> [Documento]:

O filme aborda a geopolítica das drogas através dos relatos de Freeway Rick Ross, lendário traficante das décadas de 80 e 90, que, antes de cumprir 20 anos de prisão em regime fechado, dominou o controle da distribuição de cocaína e crack em quase todo território dos EUA, a partir das comunidades afro-americanas dos arredores de Los Angeles.

O documentário reúne ex-traficantes, antigos integrantes da DEA (sessão antidroga do Departamento de Justiça estadunidense), parlamentares dos EUA que endossaram, mas hoje condenam, o endurecimento das leis de drogas. Soma, ainda, contribuições do jornalista investigativo Gary Webb, vencedor do Prêmio Pulitzer de 1990, “suicidado” na esteira das denúncias ora reavivadas, sobre ocorrência de relações clandestinas entre o governo Ronald Reagan, xiitas iranianos, sicários anti-sandinistas e traficantes latino-americanos, no escândalo que ficou conhecido como Irã-Contras. Em síntese, a trama consistia em articulação engendrada nos finais da guerra fria para impedir o avanço iraquiano no oriente médio e revoluções socialistas na América Central. Via Israel, às escondidas dos órgãos internacionais de segurança e do congresso dos EUA, armas norte-americanas eram levadas ao golfo pérsico e vultosos financiamentos retornavam de lá direcionados a organizações contra-revolucionárias. Aportes expressivos também eram efetivados por cartéis colombianos de cocaína, que recebiam, em troca, permissão do governo dos EUA para desovar ali sua majestosa produção.

> [O que fazer]:
(a) Responda a estas perguntas sobre o documento:
(i) Quantos anos de prisão em regime fechado Freeway Rick Ross cumpriu?
(ii) Em que ano Gary Webb venceu o Prêmio Pulitzer?
(iii) Por qual país as armas norte-americanas passavam a caminho do golfo pérsico?
(b) Transcreva da listagem, sem alterar nada, tudo o que vai do início dela até a linha que contém "70, 1306, 78]", incluindo as duas pontas.

> [Material]:
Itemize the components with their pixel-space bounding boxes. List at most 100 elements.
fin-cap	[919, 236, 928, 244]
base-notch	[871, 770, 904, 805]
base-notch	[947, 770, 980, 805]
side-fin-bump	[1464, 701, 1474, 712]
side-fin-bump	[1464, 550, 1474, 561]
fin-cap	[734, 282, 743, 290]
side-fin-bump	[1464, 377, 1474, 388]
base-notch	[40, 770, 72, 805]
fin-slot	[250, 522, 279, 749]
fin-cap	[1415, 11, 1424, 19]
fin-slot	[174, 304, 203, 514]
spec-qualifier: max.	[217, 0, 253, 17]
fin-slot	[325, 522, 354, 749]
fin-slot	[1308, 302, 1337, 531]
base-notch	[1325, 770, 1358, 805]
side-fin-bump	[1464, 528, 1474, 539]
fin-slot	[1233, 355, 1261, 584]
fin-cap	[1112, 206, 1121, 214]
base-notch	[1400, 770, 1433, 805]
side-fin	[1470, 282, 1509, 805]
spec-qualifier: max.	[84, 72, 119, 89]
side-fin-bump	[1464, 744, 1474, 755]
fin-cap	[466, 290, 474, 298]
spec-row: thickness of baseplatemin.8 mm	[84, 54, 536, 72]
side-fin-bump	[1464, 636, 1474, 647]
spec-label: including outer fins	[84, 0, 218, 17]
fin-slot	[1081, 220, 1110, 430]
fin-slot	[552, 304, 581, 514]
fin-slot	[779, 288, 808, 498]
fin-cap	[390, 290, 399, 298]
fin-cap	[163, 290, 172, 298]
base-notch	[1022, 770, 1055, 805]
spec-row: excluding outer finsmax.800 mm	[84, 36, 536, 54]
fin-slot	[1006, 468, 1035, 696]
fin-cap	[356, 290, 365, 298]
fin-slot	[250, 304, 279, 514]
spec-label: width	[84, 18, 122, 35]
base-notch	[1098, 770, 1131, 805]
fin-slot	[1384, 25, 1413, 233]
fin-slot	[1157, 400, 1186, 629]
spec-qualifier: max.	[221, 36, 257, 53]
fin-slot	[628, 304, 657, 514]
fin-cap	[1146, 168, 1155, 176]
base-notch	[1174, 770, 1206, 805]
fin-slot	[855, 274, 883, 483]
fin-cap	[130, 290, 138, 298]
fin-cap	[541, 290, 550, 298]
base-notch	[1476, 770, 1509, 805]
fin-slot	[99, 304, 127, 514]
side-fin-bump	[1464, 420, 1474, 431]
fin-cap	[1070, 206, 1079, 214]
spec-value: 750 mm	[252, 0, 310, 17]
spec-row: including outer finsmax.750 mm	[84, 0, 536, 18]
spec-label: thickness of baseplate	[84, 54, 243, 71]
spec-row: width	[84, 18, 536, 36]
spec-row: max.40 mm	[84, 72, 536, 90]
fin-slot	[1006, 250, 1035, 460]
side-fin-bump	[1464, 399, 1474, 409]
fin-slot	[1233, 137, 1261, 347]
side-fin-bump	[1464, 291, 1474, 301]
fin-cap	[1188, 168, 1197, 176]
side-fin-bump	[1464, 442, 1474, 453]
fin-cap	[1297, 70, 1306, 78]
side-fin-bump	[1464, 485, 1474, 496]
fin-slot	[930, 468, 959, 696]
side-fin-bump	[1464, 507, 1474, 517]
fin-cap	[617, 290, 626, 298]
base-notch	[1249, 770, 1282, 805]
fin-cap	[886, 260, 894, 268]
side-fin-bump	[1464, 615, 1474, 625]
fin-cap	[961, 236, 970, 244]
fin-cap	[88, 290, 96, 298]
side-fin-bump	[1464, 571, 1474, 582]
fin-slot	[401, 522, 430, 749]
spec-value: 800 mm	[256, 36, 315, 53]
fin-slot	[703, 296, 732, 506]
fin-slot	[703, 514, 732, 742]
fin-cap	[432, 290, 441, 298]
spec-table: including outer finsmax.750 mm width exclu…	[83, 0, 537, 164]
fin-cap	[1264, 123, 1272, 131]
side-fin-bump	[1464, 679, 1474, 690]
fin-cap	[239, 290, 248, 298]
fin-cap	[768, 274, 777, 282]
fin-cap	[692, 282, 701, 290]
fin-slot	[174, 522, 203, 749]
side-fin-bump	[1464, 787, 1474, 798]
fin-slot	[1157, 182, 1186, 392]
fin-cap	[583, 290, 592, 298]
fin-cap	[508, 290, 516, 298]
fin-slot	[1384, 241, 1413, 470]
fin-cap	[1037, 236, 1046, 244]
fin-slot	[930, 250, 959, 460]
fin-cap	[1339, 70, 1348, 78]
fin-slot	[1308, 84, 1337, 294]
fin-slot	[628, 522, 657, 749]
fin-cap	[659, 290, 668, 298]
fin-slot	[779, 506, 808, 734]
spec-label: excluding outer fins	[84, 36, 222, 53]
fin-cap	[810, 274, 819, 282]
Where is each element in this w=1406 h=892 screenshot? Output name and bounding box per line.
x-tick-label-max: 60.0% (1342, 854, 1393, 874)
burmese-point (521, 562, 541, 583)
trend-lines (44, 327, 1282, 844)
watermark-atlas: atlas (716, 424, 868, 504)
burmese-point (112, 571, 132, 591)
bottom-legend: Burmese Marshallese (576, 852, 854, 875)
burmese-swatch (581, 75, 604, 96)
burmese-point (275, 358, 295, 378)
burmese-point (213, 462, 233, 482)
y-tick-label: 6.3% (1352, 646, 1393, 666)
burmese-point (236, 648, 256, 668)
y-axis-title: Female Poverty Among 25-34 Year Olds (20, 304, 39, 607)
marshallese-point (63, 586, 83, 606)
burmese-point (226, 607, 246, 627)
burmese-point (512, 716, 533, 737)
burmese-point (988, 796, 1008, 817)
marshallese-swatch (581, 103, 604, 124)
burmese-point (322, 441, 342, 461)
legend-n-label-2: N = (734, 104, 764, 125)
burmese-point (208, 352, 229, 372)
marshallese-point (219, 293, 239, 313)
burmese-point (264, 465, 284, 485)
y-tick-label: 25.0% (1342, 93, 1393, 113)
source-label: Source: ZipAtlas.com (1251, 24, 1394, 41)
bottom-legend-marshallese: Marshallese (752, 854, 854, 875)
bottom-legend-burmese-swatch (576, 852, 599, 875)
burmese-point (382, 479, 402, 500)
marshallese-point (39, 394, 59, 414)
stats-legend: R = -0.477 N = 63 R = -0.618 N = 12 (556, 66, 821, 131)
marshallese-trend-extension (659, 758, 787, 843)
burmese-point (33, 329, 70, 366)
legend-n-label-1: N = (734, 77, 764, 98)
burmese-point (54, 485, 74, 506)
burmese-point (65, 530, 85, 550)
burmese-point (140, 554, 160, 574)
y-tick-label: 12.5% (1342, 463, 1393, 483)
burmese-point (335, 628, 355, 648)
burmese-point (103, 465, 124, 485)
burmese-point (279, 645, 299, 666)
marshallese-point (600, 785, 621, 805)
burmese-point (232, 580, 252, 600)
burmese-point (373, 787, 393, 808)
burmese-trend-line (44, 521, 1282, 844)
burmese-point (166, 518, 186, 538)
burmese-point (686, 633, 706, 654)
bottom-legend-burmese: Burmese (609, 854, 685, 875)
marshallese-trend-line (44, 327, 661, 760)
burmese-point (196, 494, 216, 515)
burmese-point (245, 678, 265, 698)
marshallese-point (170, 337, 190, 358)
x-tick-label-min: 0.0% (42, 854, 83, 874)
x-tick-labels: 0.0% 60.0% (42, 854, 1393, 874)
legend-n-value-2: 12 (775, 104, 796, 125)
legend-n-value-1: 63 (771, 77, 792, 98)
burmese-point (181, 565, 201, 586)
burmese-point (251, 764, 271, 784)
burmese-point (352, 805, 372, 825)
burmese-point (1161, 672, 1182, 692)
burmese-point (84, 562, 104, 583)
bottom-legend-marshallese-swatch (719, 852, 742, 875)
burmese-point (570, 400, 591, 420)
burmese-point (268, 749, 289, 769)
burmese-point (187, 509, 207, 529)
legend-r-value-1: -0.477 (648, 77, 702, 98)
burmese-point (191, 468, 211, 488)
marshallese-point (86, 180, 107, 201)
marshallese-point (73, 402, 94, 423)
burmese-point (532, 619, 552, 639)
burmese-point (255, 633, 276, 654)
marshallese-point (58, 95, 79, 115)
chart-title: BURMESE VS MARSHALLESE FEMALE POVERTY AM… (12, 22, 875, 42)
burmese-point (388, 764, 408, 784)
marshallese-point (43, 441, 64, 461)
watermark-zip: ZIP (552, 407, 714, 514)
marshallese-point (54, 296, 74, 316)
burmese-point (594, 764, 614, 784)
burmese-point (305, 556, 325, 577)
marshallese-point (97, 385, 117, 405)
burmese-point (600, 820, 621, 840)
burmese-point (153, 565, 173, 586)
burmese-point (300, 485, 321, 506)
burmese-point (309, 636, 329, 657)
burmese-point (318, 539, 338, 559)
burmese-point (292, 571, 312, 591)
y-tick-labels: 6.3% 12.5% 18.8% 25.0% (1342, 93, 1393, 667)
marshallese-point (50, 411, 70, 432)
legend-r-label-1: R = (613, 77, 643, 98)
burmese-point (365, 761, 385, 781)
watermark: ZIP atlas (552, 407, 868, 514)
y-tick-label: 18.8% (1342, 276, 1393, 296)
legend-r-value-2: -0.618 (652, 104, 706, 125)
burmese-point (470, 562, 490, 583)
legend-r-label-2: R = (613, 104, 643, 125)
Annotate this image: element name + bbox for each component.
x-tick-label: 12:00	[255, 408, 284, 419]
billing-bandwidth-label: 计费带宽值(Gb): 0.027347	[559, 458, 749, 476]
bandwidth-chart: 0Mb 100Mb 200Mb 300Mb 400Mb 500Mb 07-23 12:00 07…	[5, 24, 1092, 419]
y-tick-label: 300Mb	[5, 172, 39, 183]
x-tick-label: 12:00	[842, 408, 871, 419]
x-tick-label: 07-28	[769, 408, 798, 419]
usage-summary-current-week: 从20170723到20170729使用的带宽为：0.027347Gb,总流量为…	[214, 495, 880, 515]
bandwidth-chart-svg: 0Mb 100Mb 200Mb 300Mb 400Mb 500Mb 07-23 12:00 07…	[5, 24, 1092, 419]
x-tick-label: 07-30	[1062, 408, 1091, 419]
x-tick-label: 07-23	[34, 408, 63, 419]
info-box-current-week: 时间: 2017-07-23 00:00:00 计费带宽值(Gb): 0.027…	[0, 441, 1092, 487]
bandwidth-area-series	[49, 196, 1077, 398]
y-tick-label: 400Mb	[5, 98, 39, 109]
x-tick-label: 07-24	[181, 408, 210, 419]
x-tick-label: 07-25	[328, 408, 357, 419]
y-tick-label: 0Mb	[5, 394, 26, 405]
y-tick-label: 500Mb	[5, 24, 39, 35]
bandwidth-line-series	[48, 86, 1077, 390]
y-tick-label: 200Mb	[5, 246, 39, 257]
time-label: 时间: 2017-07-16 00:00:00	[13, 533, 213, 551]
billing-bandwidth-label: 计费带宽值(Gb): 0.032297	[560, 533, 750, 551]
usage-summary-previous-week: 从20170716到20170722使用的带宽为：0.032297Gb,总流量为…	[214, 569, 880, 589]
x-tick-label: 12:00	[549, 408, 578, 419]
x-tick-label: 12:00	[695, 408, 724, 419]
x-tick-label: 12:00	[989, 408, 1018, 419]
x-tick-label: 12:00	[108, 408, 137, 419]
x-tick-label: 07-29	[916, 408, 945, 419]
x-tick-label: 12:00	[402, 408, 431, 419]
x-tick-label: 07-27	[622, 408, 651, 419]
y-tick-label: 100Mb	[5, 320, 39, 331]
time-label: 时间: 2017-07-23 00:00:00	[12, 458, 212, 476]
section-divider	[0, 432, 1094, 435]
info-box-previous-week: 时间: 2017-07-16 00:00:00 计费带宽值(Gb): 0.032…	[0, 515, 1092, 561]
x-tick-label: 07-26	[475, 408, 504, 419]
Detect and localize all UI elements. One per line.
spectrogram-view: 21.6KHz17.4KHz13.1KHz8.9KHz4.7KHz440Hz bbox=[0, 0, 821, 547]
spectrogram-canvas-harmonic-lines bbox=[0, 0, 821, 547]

> [Respostas por tarefa]:
(a)
(i) 20 anos.
(ii) 1990.
(iii) Israel.

(b)
Itemize the components with their pixel-space bounding boxes. List at most 100 elements.
fin-cap	[919, 236, 928, 244]
base-notch	[871, 770, 904, 805]
base-notch	[947, 770, 980, 805]
side-fin-bump	[1464, 701, 1474, 712]
side-fin-bump	[1464, 550, 1474, 561]
fin-cap	[734, 282, 743, 290]
side-fin-bump	[1464, 377, 1474, 388]
base-notch	[40, 770, 72, 805]
fin-slot	[250, 522, 279, 749]
fin-cap	[1415, 11, 1424, 19]
fin-slot	[174, 304, 203, 514]
spec-qualifier: max.	[217, 0, 253, 17]
fin-slot	[325, 522, 354, 749]
fin-slot	[1308, 302, 1337, 531]
base-notch	[1325, 770, 1358, 805]
side-fin-bump	[1464, 528, 1474, 539]
fin-slot	[1233, 355, 1261, 584]
fin-cap	[1112, 206, 1121, 214]
base-notch	[1400, 770, 1433, 805]
side-fin	[1470, 282, 1509, 805]
spec-qualifier: max.	[84, 72, 119, 89]
side-fin-bump	[1464, 744, 1474, 755]
fin-cap	[466, 290, 474, 298]
spec-row: thickness of baseplatemin.8 mm	[84, 54, 536, 72]
side-fin-bump	[1464, 636, 1474, 647]
spec-label: including outer fins	[84, 0, 218, 17]
fin-slot	[1081, 220, 1110, 430]
fin-slot	[552, 304, 581, 514]
fin-slot	[779, 288, 808, 498]
fin-cap	[390, 290, 399, 298]
fin-cap	[163, 290, 172, 298]
base-notch	[1022, 770, 1055, 805]
spec-row: excluding outer finsmax.800 mm	[84, 36, 536, 54]
fin-slot	[1006, 468, 1035, 696]
fin-cap	[356, 290, 365, 298]
fin-slot	[250, 304, 279, 514]
spec-label: width	[84, 18, 122, 35]
base-notch	[1098, 770, 1131, 805]
fin-slot	[1384, 25, 1413, 233]
fin-slot	[1157, 400, 1186, 629]
spec-qualifier: max.	[221, 36, 257, 53]
fin-slot	[628, 304, 657, 514]
fin-cap	[1146, 168, 1155, 176]
base-notch	[1174, 770, 1206, 805]
fin-slot	[855, 274, 883, 483]
fin-cap	[130, 290, 138, 298]
fin-cap	[541, 290, 550, 298]
base-notch	[1476, 770, 1509, 805]
fin-slot	[99, 304, 127, 514]
side-fin-bump	[1464, 420, 1474, 431]
fin-cap	[1070, 206, 1079, 214]
spec-value: 750 mm	[252, 0, 310, 17]
spec-row: including outer finsmax.750 mm	[84, 0, 536, 18]
spec-label: thickness of baseplate	[84, 54, 243, 71]
spec-row: width	[84, 18, 536, 36]
spec-row: max.40 mm	[84, 72, 536, 90]
fin-slot	[1006, 250, 1035, 460]
side-fin-bump	[1464, 399, 1474, 409]
fin-slot	[1233, 137, 1261, 347]
side-fin-bump	[1464, 291, 1474, 301]
fin-cap	[1188, 168, 1197, 176]
side-fin-bump	[1464, 442, 1474, 453]
fin-cap	[1297, 70, 1306, 78]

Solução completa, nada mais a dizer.